Some records
----
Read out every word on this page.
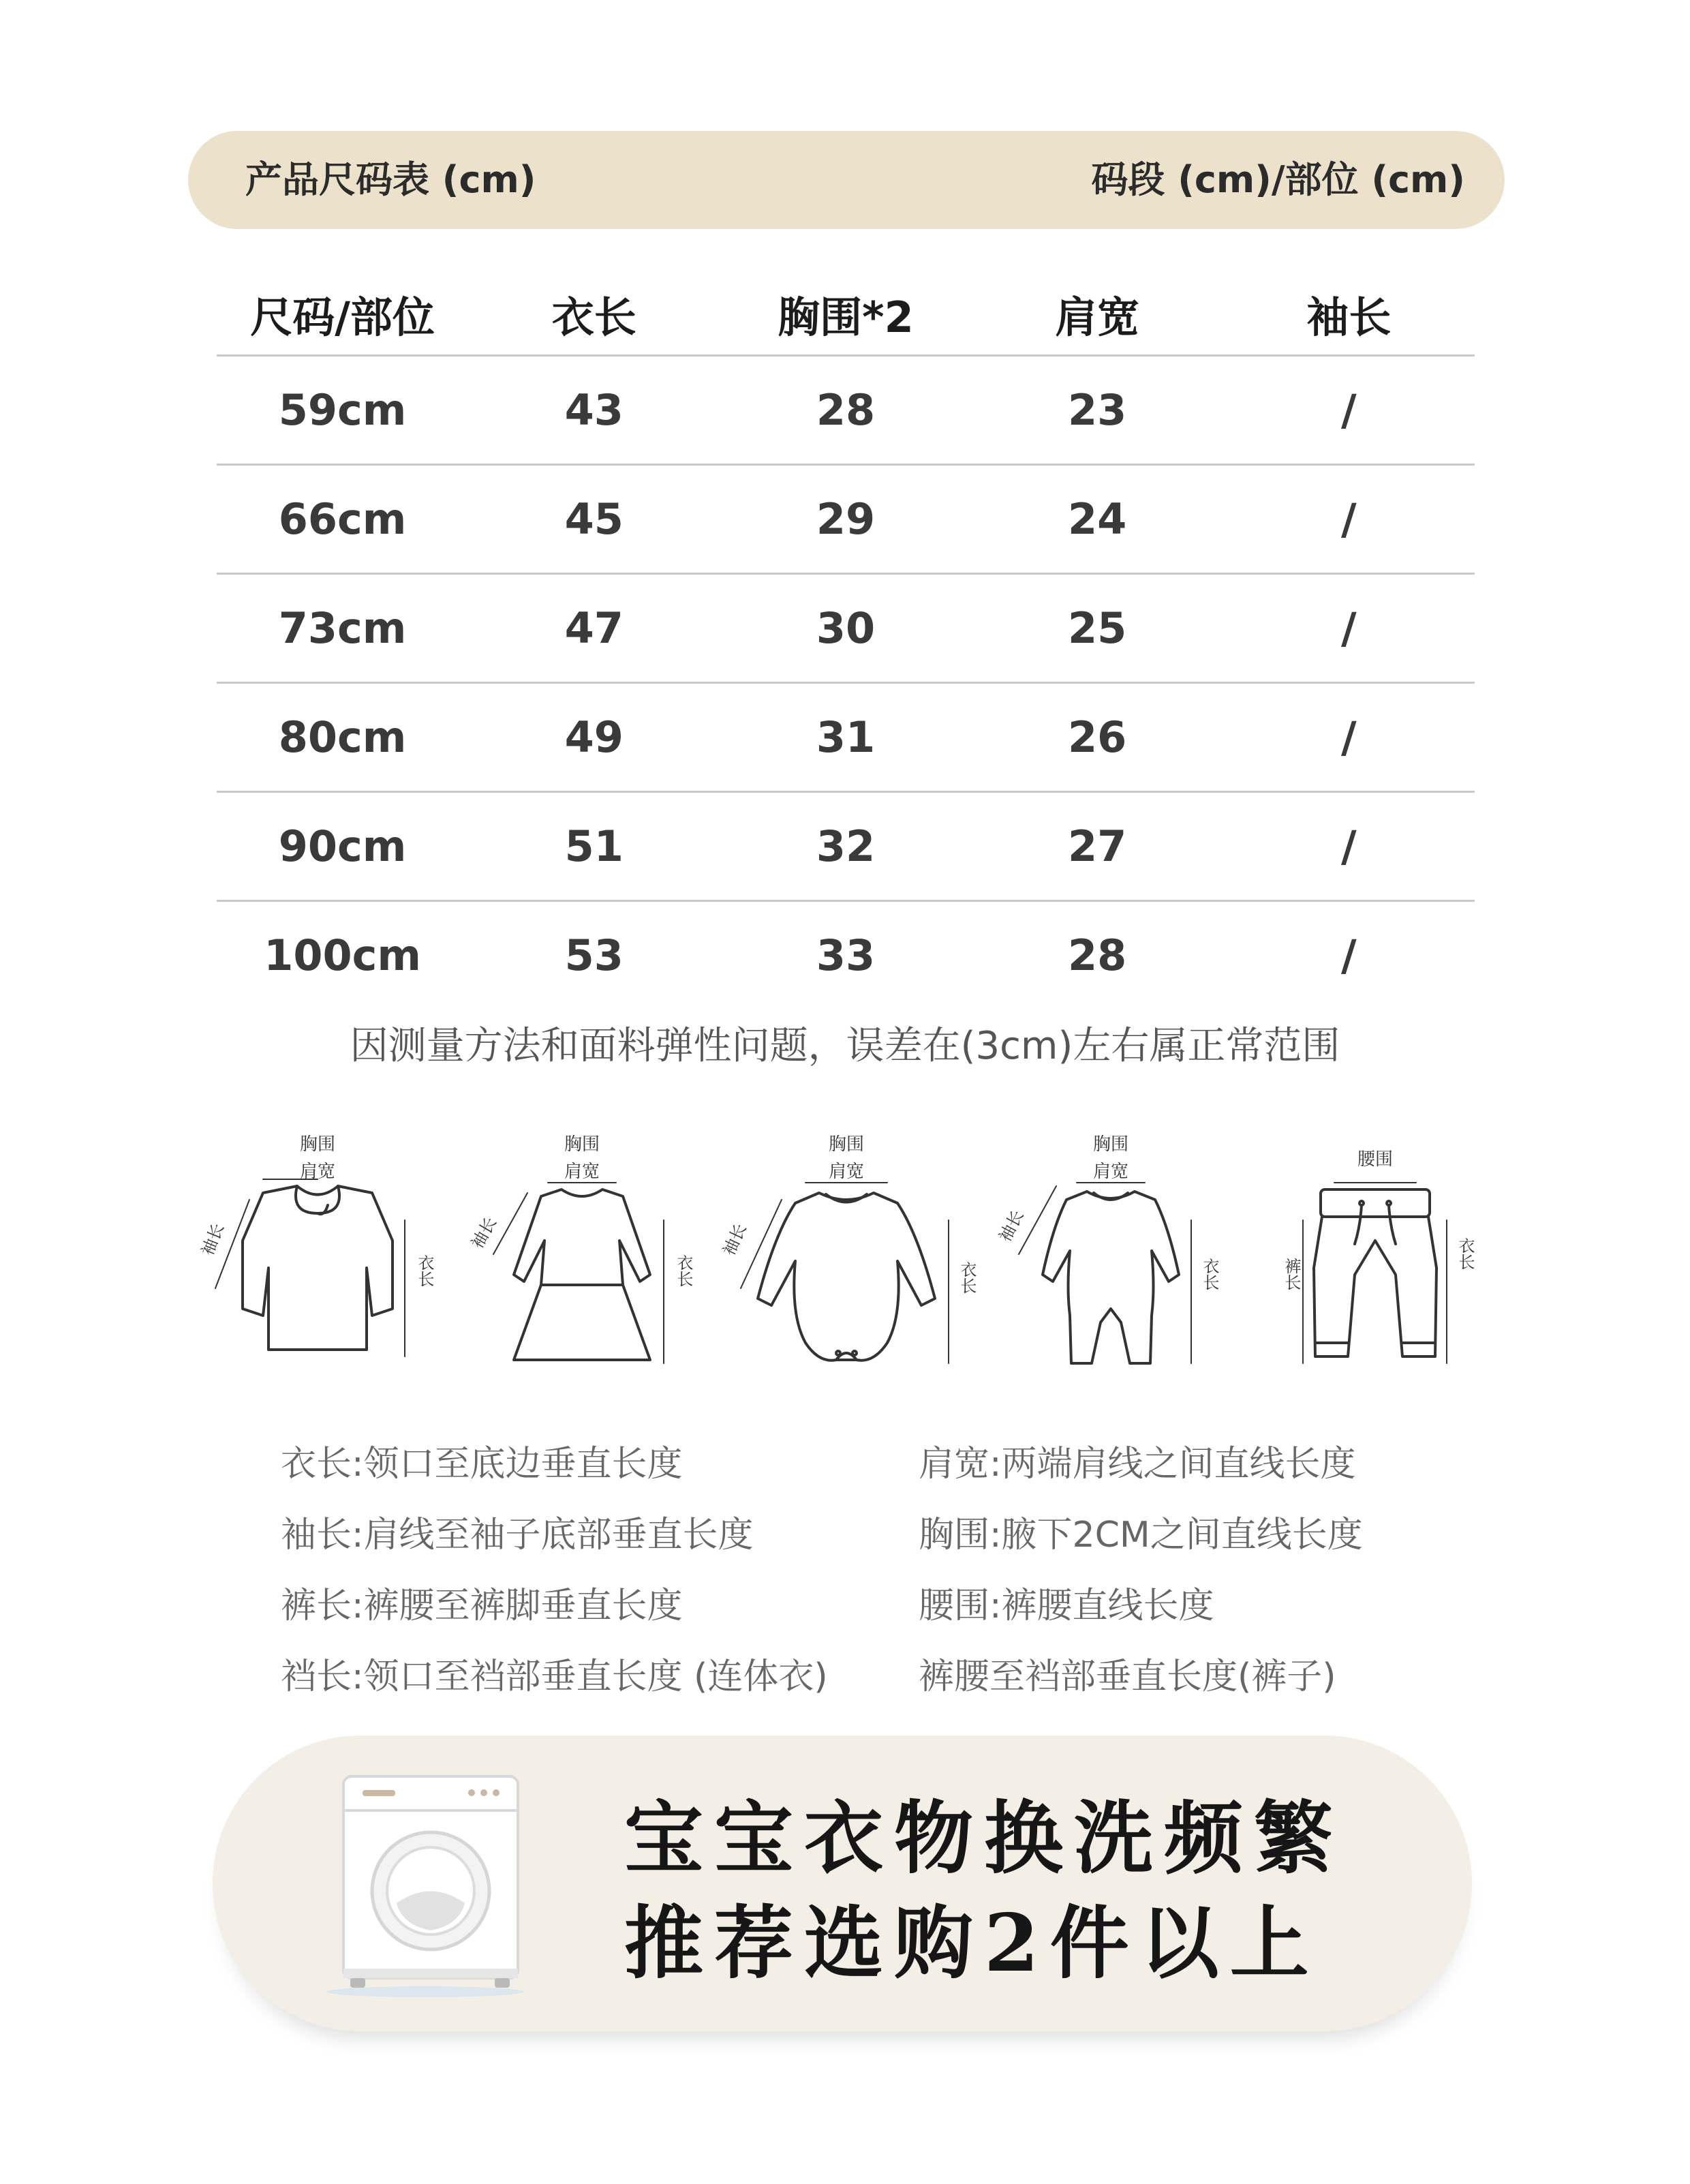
产品尺码表 (cm)	码段 (cm)/部位 (cm)
尺码/部位	衣长	胸围*2	肩宽	袖长
59cm	43	28	23	/
66cm	45	29	24	/
73cm	47	30	25	/
80cm	49	31	26	/
90cm	51	32	27	/
100cm	53	33	28	/
因测量方法和面料弹性问题，误差在(3cm)左右属正常范围
胸围
肩宽
袖长
衣长
胸围
肩宽
袖长
衣长
胸围
肩宽
袖长
衣长
胸围
肩宽
袖长
衣长
腰围
裤长
衣长
衣长:领口至底边垂直长度	肩宽:两端肩线之间直线长度
袖长:肩线至袖子底部垂直长度	胸围:腋下2CM之间直线长度
裤长:裤腰至裤脚垂直长度	腰围:裤腰直线长度
裆长:领口至裆部垂直长度 (连体衣)	裤腰至裆部垂直长度(裤子)
宝宝衣物换洗频繁
推荐选购2件以上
----
→ **WORK TO BE COMPLETED**
Leave the pictures out and output the rest of the listing exactly.

→ **WORKED SOLUTION**
Read out every word on this page.
产品尺码表 (cm)	码段 (cm)/部位 (cm)
尺码/部位	衣长	胸围*2	肩宽	袖长
59cm	43	28	23	/
66cm	45	29	24	/
73cm	47	30	25	/
80cm	49	31	26	/
90cm	51	32	27	/
100cm	53	33	28	/
因测量方法和面料弹性问题，误差在(3cm)左右属正常范围
胸围
肩宽
袖长
衣长
胸围
肩宽
袖长
衣长
胸围
肩宽
袖长
衣长
胸围
肩宽
袖长
衣长
腰围
裤长
衣长
衣长:领口至底边垂直长度	肩宽:两端肩线之间直线长度
袖长:肩线至袖子底部垂直长度	胸围:腋下2CM之间直线长度
裤长:裤腰至裤脚垂直长度	腰围:裤腰直线长度
裆长:领口至裆部垂直长度 (连体衣)	裤腰至裆部垂直长度(裤子)
宝宝衣物换洗频繁
推荐选购2件以上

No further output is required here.